Na Europa, 4,2 milhões eleitores vão decidir nesta quinta-feira (18) o futuro da Escócia. Se continua ou não fazendo parte do Reino Unido.
“Está indeciso? Vote não”. Essas foram as últimas palavras da campanha contra a independência. Enquanto isso, os nacionalistas - que querem se separar do Reino Unido - encerraram a campanha do sim com um grande comício.
“O poder de mudar o futuro está em nossas mãos”, disse o líder Alex Salmond, que se tornaria primeiro-ministro de uma Escócia independente.
As duas campanhas dividiram a população. Há dois anos, quando o plebiscito foi acertado, as pesquisas apontavam para uma vitória fácil do não. Na última semana, o sim levou pequena vantagem. Agora, está tudo embolado, com empate técnico e muitas dúvidas.
Entre eles, qual moeda seria adotada, como ficariam o controle das fronteiras no caso da vitória do sim. Falta esclarecer também quais seriam os novos poderes que o governo britânico prometeu ao parlamento escocês se a união dos últimos três séculos for mantida.
O primeiro-ministro britânico afirmou nesta quarta-feira (17) que não vai renunciar se a Escócia sair do Reino Unido. “Meu nome não está na cédula. Porque não é o governo atual que está em jogo”, disse David Cameron. Ele lembrou ainda que uma Escócia independente não é uma mera separação e, sim, um divórcio para sempre.

Instruções da tarefa
Liste todas as falas entre aspas na reportagem sobre o plebiscito escocês e indique a quem a reportagem atribui cada uma. Responda apenas com base na reportagem.

Entradas extraídas
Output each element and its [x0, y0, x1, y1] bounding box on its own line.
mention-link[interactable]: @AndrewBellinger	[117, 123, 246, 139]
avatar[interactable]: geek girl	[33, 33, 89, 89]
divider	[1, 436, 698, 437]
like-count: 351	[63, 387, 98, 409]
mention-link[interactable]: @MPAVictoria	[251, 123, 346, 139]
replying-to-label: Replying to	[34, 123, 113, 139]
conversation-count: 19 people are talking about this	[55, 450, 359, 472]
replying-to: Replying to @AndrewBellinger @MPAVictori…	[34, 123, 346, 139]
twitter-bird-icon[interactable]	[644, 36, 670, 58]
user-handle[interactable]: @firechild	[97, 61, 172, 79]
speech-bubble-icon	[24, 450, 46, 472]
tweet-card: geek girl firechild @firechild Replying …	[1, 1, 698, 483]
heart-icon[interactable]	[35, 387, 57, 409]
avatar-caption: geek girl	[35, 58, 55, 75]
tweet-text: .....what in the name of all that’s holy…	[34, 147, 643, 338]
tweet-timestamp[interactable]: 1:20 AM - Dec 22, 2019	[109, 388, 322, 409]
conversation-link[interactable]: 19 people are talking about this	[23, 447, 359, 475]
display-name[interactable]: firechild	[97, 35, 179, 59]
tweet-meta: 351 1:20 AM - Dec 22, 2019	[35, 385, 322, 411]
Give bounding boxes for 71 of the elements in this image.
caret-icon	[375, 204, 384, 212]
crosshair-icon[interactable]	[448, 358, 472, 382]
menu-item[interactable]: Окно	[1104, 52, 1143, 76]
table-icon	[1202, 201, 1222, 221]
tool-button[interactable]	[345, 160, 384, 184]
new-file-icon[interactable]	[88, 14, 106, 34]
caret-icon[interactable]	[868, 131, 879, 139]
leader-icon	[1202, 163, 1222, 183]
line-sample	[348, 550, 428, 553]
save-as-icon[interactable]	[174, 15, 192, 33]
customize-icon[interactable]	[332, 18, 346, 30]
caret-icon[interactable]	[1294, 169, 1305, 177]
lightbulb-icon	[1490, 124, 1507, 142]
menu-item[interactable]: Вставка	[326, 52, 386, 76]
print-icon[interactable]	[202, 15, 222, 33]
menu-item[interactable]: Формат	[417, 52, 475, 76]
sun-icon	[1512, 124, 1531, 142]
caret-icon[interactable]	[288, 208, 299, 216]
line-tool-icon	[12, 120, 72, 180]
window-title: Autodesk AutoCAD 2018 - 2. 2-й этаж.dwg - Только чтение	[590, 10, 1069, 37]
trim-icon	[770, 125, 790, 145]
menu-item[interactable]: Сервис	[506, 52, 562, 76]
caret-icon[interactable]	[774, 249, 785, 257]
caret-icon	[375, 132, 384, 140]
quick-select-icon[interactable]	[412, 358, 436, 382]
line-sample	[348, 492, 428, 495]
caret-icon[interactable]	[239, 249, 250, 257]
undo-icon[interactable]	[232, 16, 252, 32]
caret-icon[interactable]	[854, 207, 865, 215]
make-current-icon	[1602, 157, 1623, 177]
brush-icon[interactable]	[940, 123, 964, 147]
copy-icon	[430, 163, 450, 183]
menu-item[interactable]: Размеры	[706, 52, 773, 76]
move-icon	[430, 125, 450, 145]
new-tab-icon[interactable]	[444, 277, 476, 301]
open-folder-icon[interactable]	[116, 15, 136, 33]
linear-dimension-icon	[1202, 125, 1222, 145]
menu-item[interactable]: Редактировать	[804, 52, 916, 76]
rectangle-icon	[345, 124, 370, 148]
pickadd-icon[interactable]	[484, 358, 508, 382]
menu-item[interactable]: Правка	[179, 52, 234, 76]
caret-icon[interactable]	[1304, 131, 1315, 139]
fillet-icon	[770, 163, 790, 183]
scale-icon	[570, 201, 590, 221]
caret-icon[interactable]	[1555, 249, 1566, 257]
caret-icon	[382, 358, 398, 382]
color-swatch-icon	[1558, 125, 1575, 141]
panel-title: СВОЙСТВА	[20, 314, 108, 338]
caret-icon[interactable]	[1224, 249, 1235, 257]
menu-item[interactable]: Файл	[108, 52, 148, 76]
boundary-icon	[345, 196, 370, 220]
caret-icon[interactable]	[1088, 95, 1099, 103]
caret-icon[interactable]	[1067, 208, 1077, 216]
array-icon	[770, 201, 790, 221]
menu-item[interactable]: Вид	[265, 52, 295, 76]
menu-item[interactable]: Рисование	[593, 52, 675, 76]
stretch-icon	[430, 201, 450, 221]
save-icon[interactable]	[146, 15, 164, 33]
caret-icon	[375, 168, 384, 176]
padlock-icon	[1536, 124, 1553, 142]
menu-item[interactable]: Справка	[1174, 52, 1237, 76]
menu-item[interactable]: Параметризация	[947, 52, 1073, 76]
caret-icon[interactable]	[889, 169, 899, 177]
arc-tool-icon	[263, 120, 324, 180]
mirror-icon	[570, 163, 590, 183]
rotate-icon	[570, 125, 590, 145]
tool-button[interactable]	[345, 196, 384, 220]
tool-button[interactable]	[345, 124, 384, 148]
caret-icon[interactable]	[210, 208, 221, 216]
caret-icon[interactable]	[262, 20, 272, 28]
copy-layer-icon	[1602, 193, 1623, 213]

Resposta da tarefa
- "Está indeciso? Vote não": últimas palavras da campanha contra a independência
- "O poder de mudar o futuro está em nossas mãos": Alex Salmond, líder nacionalista
- "Meu nome não está na cédula. Porque não é o governo atual que está em jogo": David Cameron, primeiro-ministro britânico